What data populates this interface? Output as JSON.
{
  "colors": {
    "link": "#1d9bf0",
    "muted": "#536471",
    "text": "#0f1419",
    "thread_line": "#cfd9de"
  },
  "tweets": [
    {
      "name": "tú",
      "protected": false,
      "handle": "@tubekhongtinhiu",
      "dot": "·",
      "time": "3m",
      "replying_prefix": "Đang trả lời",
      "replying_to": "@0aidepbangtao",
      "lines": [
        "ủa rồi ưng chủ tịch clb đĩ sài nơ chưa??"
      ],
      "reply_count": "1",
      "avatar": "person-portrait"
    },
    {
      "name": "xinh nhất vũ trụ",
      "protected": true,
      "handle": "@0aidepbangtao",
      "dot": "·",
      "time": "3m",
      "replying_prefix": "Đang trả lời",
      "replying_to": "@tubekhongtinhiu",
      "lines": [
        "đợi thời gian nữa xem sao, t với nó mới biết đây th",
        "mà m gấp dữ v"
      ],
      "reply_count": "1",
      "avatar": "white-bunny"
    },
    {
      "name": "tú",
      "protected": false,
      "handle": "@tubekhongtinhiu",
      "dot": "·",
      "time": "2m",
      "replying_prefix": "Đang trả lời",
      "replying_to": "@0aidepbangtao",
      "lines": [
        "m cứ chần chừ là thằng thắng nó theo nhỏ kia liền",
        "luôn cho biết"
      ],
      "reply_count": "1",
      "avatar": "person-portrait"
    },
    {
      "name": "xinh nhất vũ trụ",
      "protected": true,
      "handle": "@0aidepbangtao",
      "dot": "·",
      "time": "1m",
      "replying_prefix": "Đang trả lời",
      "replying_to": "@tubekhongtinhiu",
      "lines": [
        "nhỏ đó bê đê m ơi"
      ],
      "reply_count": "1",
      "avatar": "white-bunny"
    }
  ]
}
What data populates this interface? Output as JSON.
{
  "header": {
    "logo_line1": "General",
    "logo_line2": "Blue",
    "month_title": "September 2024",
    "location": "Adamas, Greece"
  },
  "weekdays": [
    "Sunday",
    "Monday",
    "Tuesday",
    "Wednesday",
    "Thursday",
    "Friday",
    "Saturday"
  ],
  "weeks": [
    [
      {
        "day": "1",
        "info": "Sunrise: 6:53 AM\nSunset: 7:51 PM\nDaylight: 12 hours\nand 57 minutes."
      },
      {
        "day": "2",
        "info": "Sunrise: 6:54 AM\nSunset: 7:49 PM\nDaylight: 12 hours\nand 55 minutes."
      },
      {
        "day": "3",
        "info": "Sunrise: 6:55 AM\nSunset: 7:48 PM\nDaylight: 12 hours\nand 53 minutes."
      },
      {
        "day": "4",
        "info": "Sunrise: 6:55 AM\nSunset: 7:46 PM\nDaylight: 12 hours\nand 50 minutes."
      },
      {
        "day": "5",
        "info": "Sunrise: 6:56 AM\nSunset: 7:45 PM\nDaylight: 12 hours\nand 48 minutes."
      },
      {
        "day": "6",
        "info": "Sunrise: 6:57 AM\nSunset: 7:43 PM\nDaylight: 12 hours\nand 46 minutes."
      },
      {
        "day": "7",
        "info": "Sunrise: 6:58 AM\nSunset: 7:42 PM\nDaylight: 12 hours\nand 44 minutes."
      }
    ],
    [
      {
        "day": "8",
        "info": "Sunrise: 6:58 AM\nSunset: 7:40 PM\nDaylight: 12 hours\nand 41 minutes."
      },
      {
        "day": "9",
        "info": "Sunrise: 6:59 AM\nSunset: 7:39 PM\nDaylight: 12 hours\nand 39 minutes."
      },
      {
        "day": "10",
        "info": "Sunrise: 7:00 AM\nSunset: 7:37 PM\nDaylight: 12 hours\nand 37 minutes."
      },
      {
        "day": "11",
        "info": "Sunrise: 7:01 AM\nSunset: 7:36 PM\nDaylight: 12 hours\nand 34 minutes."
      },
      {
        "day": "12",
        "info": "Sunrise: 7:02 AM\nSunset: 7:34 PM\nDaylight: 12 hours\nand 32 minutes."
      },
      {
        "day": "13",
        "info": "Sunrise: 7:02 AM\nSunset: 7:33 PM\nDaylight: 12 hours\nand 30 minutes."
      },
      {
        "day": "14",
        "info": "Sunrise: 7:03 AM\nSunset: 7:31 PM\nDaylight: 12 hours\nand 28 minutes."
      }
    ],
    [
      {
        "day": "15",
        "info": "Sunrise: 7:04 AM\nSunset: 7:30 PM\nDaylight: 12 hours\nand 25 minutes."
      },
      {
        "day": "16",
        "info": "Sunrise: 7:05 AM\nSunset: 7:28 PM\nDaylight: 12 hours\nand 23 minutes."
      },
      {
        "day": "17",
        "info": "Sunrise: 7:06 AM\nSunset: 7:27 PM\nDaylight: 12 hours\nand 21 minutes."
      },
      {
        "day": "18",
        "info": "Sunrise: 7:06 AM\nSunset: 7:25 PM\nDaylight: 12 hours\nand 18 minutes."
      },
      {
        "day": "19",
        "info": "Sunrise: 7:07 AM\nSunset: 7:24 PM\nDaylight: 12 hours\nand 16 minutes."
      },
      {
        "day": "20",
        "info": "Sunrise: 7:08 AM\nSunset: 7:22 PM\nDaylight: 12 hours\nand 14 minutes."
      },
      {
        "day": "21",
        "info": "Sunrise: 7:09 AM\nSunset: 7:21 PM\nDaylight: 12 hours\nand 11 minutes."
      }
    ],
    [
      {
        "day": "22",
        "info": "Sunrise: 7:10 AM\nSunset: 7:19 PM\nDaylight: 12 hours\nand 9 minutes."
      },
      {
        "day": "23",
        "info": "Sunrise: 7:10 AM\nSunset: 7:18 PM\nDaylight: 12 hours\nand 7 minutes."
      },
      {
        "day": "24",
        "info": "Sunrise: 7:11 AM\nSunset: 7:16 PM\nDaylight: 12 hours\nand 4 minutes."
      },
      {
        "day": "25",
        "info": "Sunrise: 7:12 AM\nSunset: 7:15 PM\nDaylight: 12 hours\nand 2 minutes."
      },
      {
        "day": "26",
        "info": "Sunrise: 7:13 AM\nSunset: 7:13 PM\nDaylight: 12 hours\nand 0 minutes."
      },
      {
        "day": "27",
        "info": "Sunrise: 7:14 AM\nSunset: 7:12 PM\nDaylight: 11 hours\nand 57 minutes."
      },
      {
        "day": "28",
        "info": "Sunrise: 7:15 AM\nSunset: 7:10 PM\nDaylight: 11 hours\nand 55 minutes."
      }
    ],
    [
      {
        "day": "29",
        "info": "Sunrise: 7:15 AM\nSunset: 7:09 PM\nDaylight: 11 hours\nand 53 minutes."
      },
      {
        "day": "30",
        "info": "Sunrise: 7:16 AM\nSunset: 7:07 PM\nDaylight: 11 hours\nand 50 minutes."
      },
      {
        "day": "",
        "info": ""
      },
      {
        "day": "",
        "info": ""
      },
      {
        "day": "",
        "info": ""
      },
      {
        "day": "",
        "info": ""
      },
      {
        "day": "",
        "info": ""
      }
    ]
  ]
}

----

* [WHAT YOU HAVE TO DO]: Copy out the whole listing exactly.

* [PROBLEM SOLUTION]:
What data populates this interface? Output as JSON.
{
  "colors": {
    "link": "#1d9bf0",
    "muted": "#536471",
    "text": "#0f1419",
    "thread_line": "#cfd9de"
  },
  "tweets": [
    {
      "name": "tú",
      "protected": false,
      "handle": "@tubekhongtinhiu",
      "dot": "·",
      "time": "3m",
      "replying_prefix": "Đang trả lời",
      "replying_to": "@0aidepbangtao",
      "lines": [
        "ủa rồi ưng chủ tịch clb đĩ sài nơ chưa??"
      ],
      "reply_count": "1",
      "avatar": "person-portrait"
    },
    {
      "name": "xinh nhất vũ trụ",
      "protected": true,
      "handle": "@0aidepbangtao",
      "dot": "·",
      "time": "3m",
      "replying_prefix": "Đang trả lời",
      "replying_to": "@tubekhongtinhiu",
      "lines": [
        "đợi thời gian nữa xem sao, t với nó mới biết đây th",
        "mà m gấp dữ v"
      ],
      "reply_count": "1",
      "avatar": "white-bunny"
    },
    {
      "name": "tú",
      "protected": false,
      "handle": "@tubekhongtinhiu",
      "dot": "·",
      "time": "2m",
      "replying_prefix": "Đang trả lời",
      "replying_to": "@0aidepbangtao",
      "lines": [
        "m cứ chần chừ là thằng thắng nó theo nhỏ kia liền",
        "luôn cho biết"
      ],
      "reply_count": "1",
      "avatar": "person-portrait"
    },
    {
      "name": "xinh nhất vũ trụ",
      "protected": true,
      "handle": "@0aidepbangtao",
      "dot": "·",
      "time": "1m",
      "replying_prefix": "Đang trả lời",
      "replying_to": "@tubekhongtinhiu",
      "lines": [
        "nhỏ đó bê đê m ơi"
      ],
      "reply_count": "1",
      "avatar": "white-bunny"
    }
  ]
}
What data populates this interface? Output as JSON.
{
  "header": {
    "logo_line1": "General",
    "logo_line2": "Blue",
    "month_title": "September 2024",
    "location": "Adamas, Greece"
  },
  "weekdays": [
    "Sunday",
    "Monday",
    "Tuesday",
    "Wednesday",
    "Thursday",
    "Friday",
    "Saturday"
  ],
  "weeks": [
    [
      {
        "day": "1",
        "info": "Sunrise: 6:53 AM\nSunset: 7:51 PM\nDaylight: 12 hours\nand 57 minutes."
      },
      {
        "day": "2",
        "info": "Sunrise: 6:54 AM\nSunset: 7:49 PM\nDaylight: 12 hours\nand 55 minutes."
      },
      {
        "day": "3",
        "info": "Sunrise: 6:55 AM\nSunset: 7:48 PM\nDaylight: 12 hours\nand 53 minutes."
      },
      {
        "day": "4",
        "info": "Sunrise: 6:55 AM\nSunset: 7:46 PM\nDaylight: 12 hours\nand 50 minutes."
      },
      {
        "day": "5",
        "info": "Sunrise: 6:56 AM\nSunset: 7:45 PM\nDaylight: 12 hours\nand 48 minutes."
      },
      {
        "day": "6",
        "info": "Sunrise: 6:57 AM\nSunset: 7:43 PM\nDaylight: 12 hours\nand 46 minutes."
      },
      {
        "day": "7",
        "info": "Sunrise: 6:58 AM\nSunset: 7:42 PM\nDaylight: 12 hours\nand 44 minutes."
      }
    ],
    [
      {
        "day": "8",
        "info": "Sunrise: 6:58 AM\nSunset: 7:40 PM\nDaylight: 12 hours\nand 41 minutes."
      },
      {
        "day": "9",
        "info": "Sunrise: 6:59 AM\nSunset: 7:39 PM\nDaylight: 12 hours\nand 39 minutes."
      },
      {
        "day": "10",
        "info": "Sunrise: 7:00 AM\nSunset: 7:37 PM\nDaylight: 12 hours\nand 37 minutes."
      },
      {
        "day": "11",
        "info": "Sunrise: 7:01 AM\nSunset: 7:36 PM\nDaylight: 12 hours\nand 34 minutes."
      },
      {
        "day": "12",
        "info": "Sunrise: 7:02 AM\nSunset: 7:34 PM\nDaylight: 12 hours\nand 32 minutes."
      },
      {
        "day": "13",
        "info": "Sunrise: 7:02 AM\nSunset: 7:33 PM\nDaylight: 12 hours\nand 30 minutes."
      },
      {
        "day": "14",
        "info": "Sunrise: 7:03 AM\nSunset: 7:31 PM\nDaylight: 12 hours\nand 28 minutes."
      }
    ],
    [
      {
        "day": "15",
        "info": "Sunrise: 7:04 AM\nSunset: 7:30 PM\nDaylight: 12 hours\nand 25 minutes."
      },
      {
        "day": "16",
        "info": "Sunrise: 7:05 AM\nSunset: 7:28 PM\nDaylight: 12 hours\nand 23 minutes."
      },
      {
        "day": "17",
        "info": "Sunrise: 7:06 AM\nSunset: 7:27 PM\nDaylight: 12 hours\nand 21 minutes."
      },
      {
        "day": "18",
        "info": "Sunrise: 7:06 AM\nSunset: 7:25 PM\nDaylight: 12 hours\nand 18 minutes."
      },
      {
        "day": "19",
        "info": "Sunrise: 7:07 AM\nSunset: 7:24 PM\nDaylight: 12 hours\nand 16 minutes."
      },
      {
        "day": "20",
        "info": "Sunrise: 7:08 AM\nSunset: 7:22 PM\nDaylight: 12 hours\nand 14 minutes."
      },
      {
        "day": "21",
        "info": "Sunrise: 7:09 AM\nSunset: 7:21 PM\nDaylight: 12 hours\nand 11 minutes."
      }
    ],
    [
      {
        "day": "22",
        "info": "Sunrise: 7:10 AM\nSunset: 7:19 PM\nDaylight: 12 hours\nand 9 minutes."
      },
      {
        "day": "23",
        "info": "Sunrise: 7:10 AM\nSunset: 7:18 PM\nDaylight: 12 hours\nand 7 minutes."
      },
      {
        "day": "24",
        "info": "Sunrise: 7:11 AM\nSunset: 7:16 PM\nDaylight: 12 hours\nand 4 minutes."
      },
      {
        "day": "25",
        "info": "Sunrise: 7:12 AM\nSunset: 7:15 PM\nDaylight: 12 hours\nand 2 minutes."
      },
      {
        "day": "26",
        "info": "Sunrise: 7:13 AM\nSunset: 7:13 PM\nDaylight: 12 hours\nand 0 minutes."
      },
      {
        "day": "27",
        "info": "Sunrise: 7:14 AM\nSunset: 7:12 PM\nDaylight: 11 hours\nand 57 minutes."
      },
      {
        "day": "28",
        "info": "Sunrise: 7:15 AM\nSunset: 7:10 PM\nDaylight: 11 hours\nand 55 minutes."
      }
    ],
    [
      {
        "day": "29",
        "info": "Sunrise: 7:15 AM\nSunset: 7:09 PM\nDaylight: 11 hours\nand 53 minutes."
      },
      {
        "day": "30",
        "info": "Sunrise: 7:16 AM\nSunset: 7:07 PM\nDaylight: 11 hours\nand 50 minutes."
      },
      {
        "day": "",
        "info": ""
      },
      {
        "day": "",
        "info": ""
      },
      {
        "day": "",
        "info": ""
      },
      {
        "day": "",
        "info": ""
      },
      {
        "day": "",
        "info": ""
      }
    ]
  ]
}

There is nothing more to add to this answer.